Set exercise. Can you write out the whole listing exactly?

Stored records.
▼

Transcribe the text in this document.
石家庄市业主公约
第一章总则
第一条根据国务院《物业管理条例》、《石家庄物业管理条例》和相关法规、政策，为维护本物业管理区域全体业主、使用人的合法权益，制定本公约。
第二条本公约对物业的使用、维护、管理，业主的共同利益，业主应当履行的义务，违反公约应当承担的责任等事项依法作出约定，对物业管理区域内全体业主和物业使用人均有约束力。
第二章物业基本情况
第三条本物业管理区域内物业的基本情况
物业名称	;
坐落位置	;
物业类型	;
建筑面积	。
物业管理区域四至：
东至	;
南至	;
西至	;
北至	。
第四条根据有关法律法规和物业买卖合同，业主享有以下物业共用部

▲

The output.
Transcribe the text in this document.
石家庄市业主公约
第一章总则
第一条根据国务院《物业管理条例》、《石家庄物业管理条例》和相关法规、政策，为维护本物业管理区域全体业主、使用人的合法权益，制定本公约。
第二条本公约对物业的使用、维护、管理，业主的共同利益，业主应当履行的义务，违反公约应当承担的责任等事项依法作出约定，对物业管理区域内全体业主和物业使用人均有约束力。
第二章物业基本情况
第三条本物业管理区域内物业的基本情况
物业名称	;
坐落位置	;
物业类型	;
建筑面积	。
物业管理区域四至：
东至	;
南至	;
西至	;
北至	。
第四条根据有关法律法规和物业买卖合同，业主享有以下物业共用部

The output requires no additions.